> **INPUT RECORDS**:
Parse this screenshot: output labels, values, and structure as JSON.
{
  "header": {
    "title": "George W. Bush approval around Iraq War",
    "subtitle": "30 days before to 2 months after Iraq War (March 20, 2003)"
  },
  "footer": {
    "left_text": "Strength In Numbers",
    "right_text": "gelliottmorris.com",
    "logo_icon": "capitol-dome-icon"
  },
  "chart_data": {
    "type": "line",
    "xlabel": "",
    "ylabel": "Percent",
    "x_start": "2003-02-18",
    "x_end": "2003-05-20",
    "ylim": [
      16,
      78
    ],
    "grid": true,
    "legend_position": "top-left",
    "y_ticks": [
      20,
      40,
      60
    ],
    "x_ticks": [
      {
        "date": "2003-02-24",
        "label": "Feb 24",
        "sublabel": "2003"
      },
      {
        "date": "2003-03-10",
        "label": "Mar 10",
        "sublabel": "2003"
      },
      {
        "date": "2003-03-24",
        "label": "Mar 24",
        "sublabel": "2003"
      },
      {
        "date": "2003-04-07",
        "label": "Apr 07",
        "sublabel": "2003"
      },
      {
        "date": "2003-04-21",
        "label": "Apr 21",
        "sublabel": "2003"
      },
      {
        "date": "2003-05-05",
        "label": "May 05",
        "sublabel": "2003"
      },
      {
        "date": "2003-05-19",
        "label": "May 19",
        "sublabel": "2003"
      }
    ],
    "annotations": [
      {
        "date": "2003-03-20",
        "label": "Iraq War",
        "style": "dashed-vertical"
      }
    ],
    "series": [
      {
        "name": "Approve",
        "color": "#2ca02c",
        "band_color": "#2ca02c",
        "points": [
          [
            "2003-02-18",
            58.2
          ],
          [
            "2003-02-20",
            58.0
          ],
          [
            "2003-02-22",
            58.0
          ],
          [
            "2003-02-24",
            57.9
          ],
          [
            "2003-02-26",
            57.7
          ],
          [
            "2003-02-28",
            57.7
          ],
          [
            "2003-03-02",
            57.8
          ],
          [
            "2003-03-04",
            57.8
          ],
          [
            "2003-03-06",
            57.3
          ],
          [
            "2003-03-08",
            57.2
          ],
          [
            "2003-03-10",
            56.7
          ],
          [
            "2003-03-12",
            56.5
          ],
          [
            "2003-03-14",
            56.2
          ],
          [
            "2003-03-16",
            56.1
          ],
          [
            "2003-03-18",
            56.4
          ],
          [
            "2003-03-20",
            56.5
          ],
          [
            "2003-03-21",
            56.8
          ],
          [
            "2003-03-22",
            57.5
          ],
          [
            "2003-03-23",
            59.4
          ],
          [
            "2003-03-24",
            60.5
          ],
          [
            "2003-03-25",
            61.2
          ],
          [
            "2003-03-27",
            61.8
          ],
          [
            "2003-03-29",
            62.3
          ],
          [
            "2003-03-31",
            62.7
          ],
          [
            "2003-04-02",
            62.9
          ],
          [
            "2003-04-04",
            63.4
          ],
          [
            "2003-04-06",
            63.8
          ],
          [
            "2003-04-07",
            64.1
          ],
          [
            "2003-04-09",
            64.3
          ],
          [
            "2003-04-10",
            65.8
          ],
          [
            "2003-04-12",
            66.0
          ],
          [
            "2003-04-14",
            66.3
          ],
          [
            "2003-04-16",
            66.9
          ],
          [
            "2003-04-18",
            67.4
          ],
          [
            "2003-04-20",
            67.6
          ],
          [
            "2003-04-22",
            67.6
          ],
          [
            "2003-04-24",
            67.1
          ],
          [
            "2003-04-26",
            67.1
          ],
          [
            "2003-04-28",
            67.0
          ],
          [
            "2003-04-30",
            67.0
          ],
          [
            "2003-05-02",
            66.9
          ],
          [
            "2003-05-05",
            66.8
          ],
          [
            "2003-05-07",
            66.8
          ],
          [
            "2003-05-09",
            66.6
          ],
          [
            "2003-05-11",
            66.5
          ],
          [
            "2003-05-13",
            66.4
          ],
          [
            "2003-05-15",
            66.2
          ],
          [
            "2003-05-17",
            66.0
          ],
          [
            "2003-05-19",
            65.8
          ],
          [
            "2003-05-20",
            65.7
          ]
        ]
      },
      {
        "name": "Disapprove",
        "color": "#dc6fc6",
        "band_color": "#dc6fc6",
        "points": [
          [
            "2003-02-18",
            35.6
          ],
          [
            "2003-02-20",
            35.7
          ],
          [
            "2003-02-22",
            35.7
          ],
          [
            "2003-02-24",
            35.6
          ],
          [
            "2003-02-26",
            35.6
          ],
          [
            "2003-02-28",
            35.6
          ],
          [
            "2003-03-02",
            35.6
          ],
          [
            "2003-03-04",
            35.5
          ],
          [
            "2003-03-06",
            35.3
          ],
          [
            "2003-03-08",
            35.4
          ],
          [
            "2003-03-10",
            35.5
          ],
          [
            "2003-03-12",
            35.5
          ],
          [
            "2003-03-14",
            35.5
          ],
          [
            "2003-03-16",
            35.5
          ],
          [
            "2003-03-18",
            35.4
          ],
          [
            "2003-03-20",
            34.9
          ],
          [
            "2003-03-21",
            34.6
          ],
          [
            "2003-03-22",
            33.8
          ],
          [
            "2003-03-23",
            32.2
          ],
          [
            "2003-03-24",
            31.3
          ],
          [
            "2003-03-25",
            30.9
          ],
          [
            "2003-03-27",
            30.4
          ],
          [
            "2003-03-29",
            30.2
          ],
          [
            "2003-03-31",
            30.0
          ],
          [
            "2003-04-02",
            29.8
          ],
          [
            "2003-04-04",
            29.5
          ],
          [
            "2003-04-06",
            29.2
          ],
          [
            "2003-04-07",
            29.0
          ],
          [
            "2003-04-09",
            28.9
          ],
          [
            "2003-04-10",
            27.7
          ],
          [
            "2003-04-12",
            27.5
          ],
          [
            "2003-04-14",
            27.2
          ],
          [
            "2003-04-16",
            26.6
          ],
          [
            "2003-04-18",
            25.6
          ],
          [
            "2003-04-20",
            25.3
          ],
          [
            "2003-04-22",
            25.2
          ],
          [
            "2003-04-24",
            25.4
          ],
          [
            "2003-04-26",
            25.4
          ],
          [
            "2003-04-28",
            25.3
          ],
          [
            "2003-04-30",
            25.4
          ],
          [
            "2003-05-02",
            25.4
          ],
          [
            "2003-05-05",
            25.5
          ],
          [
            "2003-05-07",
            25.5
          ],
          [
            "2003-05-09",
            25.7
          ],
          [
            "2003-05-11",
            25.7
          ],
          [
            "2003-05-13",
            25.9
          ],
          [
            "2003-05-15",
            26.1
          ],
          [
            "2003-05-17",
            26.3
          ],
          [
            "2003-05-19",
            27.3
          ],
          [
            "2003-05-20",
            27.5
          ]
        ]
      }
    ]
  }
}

> **DIRECTION**: Extract every entry in the listing word for word.

> **TASK OUTPUT**:
Parse this screenshot: output labels, values, and structure as JSON.
{
  "header": {
    "title": "George W. Bush approval around Iraq War",
    "subtitle": "30 days before to 2 months after Iraq War (March 20, 2003)"
  },
  "footer": {
    "left_text": "Strength In Numbers",
    "right_text": "gelliottmorris.com",
    "logo_icon": "capitol-dome-icon"
  },
  "chart_data": {
    "type": "line",
    "xlabel": "",
    "ylabel": "Percent",
    "x_start": "2003-02-18",
    "x_end": "2003-05-20",
    "ylim": [
      16,
      78
    ],
    "grid": true,
    "legend_position": "top-left",
    "y_ticks": [
      20,
      40,
      60
    ],
    "x_ticks": [
      {
        "date": "2003-02-24",
        "label": "Feb 24",
        "sublabel": "2003"
      },
      {
        "date": "2003-03-10",
        "label": "Mar 10",
        "sublabel": "2003"
      },
      {
        "date": "2003-03-24",
        "label": "Mar 24",
        "sublabel": "2003"
      },
      {
        "date": "2003-04-07",
        "label": "Apr 07",
        "sublabel": "2003"
      },
      {
        "date": "2003-04-21",
        "label": "Apr 21",
        "sublabel": "2003"
      },
      {
        "date": "2003-05-05",
        "label": "May 05",
        "sublabel": "2003"
      },
      {
        "date": "2003-05-19",
        "label": "May 19",
        "sublabel": "2003"
      }
    ],
    "annotations": [
      {
        "date": "2003-03-20",
        "label": "Iraq War",
        "style": "dashed-vertical"
      }
    ],
    "series": [
      {
        "name": "Approve",
        "color": "#2ca02c",
        "band_color": "#2ca02c",
        "points": [
          [
            "2003-02-18",
            58.2
          ],
          [
            "2003-02-20",
            58.0
          ],
          [
            "2003-02-22",
            58.0
          ],
          [
            "2003-02-24",
            57.9
          ],
          [
            "2003-02-26",
            57.7
          ],
          [
            "2003-02-28",
            57.7
          ],
          [
            "2003-03-02",
            57.8
          ],
          [
            "2003-03-04",
            57.8
          ],
          [
            "2003-03-06",
            57.3
          ],
          [
            "2003-03-08",
            57.2
          ],
          [
            "2003-03-10",
            56.7
          ],
          [
            "2003-03-12",
            56.5
          ],
          [
            "2003-03-14",
            56.2
          ],
          [
            "2003-03-16",
            56.1
          ],
          [
            "2003-03-18",
            56.4
          ],
          [
            "2003-03-20",
            56.5
          ],
          [
            "2003-03-21",
            56.8
          ],
          [
            "2003-03-22",
            57.5
          ],
          [
            "2003-03-23",
            59.4
          ],
          [
            "2003-03-24",
            60.5
          ],
          [
            "2003-03-25",
            61.2
          ],
          [
            "2003-03-27",
            61.8
          ],
          [
            "2003-03-29",
            62.3
          ],
          [
            "2003-03-31",
            62.7
          ],
          [
            "2003-04-02",
            62.9
          ],
          [
            "2003-04-04",
            63.4
          ],
          [
            "2003-04-06",
            63.8
          ],
          [
            "2003-04-07",
            64.1
          ],
          [
            "2003-04-09",
            64.3
          ],
          [
            "2003-04-10",
            65.8
          ],
          [
            "2003-04-12",
            66.0
          ],
          [
            "2003-04-14",
            66.3
          ],
          [
            "2003-04-16",
            66.9
          ],
          [
            "2003-04-18",
            67.4
          ],
          [
            "2003-04-20",
            67.6
          ],
          [
            "2003-04-22",
            67.6
          ],
          [
            "2003-04-24",
            67.1
          ],
          [
            "2003-04-26",
            67.1
          ],
          [
            "2003-04-28",
            67.0
          ],
          [
            "2003-04-30",
            67.0
          ],
          [
            "2003-05-02",
            66.9
          ],
          [
            "2003-05-05",
            66.8
          ],
          [
            "2003-05-07",
            66.8
          ],
          [
            "2003-05-09",
            66.6
          ],
          [
            "2003-05-11",
            66.5
          ],
          [
            "2003-05-13",
            66.4
          ],
          [
            "2003-05-15",
            66.2
          ],
          [
            "2003-05-17",
            66.0
          ],
          [
            "2003-05-19",
            65.8
          ],
          [
            "2003-05-20",
            65.7
          ]
        ]
      },
      {
        "name": "Disapprove",
        "color": "#dc6fc6",
        "band_color": "#dc6fc6",
        "points": [
          [
            "2003-02-18",
            35.6
          ],
          [
            "2003-02-20",
            35.7
          ],
          [
            "2003-02-22",
            35.7
          ],
          [
            "2003-02-24",
            35.6
          ],
          [
            "2003-02-26",
            35.6
          ],
          [
            "2003-02-28",
            35.6
          ],
          [
            "2003-03-02",
            35.6
          ],
          [
            "2003-03-04",
            35.5
          ],
          [
            "2003-03-06",
            35.3
          ],
          [
            "2003-03-08",
            35.4
          ],
          [
            "2003-03-10",
            35.5
          ],
          [
            "2003-03-12",
            35.5
          ],
          [
            "2003-03-14",
            35.5
          ],
          [
            "2003-03-16",
            35.5
          ],
          [
            "2003-03-18",
            35.4
          ],
          [
            "2003-03-20",
            34.9
          ],
          [
            "2003-03-21",
            34.6
          ],
          [
            "2003-03-22",
            33.8
          ],
          [
            "2003-03-23",
            32.2
          ],
          [
            "2003-03-24",
            31.3
          ],
          [
            "2003-03-25",
            30.9
          ],
          [
            "2003-03-27",
            30.4
          ],
          [
            "2003-03-29",
            30.2
          ],
          [
            "2003-03-31",
            30.0
          ],
          [
            "2003-04-02",
            29.8
          ],
          [
            "2003-04-04",
            29.5
          ],
          [
            "2003-04-06",
            29.2
          ],
          [
            "2003-04-07",
            29.0
          ],
          [
            "2003-04-09",
            28.9
          ],
          [
            "2003-04-10",
            27.7
          ],
          [
            "2003-04-12",
            27.5
          ],
          [
            "2003-04-14",
            27.2
          ],
          [
            "2003-04-16",
            26.6
          ],
          [
            "2003-04-18",
            25.6
          ],
          [
            "2003-04-20",
            25.3
          ],
          [
            "2003-04-22",
            25.2
          ],
          [
            "2003-04-24",
            25.4
          ],
          [
            "2003-04-26",
            25.4
          ],
          [
            "2003-04-28",
            25.3
          ],
          [
            "2003-04-30",
            25.4
          ],
          [
            "2003-05-02",
            25.4
          ],
          [
            "2003-05-05",
            25.5
          ],
          [
            "2003-05-07",
            25.5
          ],
          [
            "2003-05-09",
            25.7
          ],
          [
            "2003-05-11",
            25.7
          ],
          [
            "2003-05-13",
            25.9
          ],
          [
            "2003-05-15",
            26.1
          ],
          [
            "2003-05-17",
            26.3
          ],
          [
            "2003-05-19",
            27.3
          ],
          [
            "2003-05-20",
            27.5
          ]
        ]
      }
    ]
  }
}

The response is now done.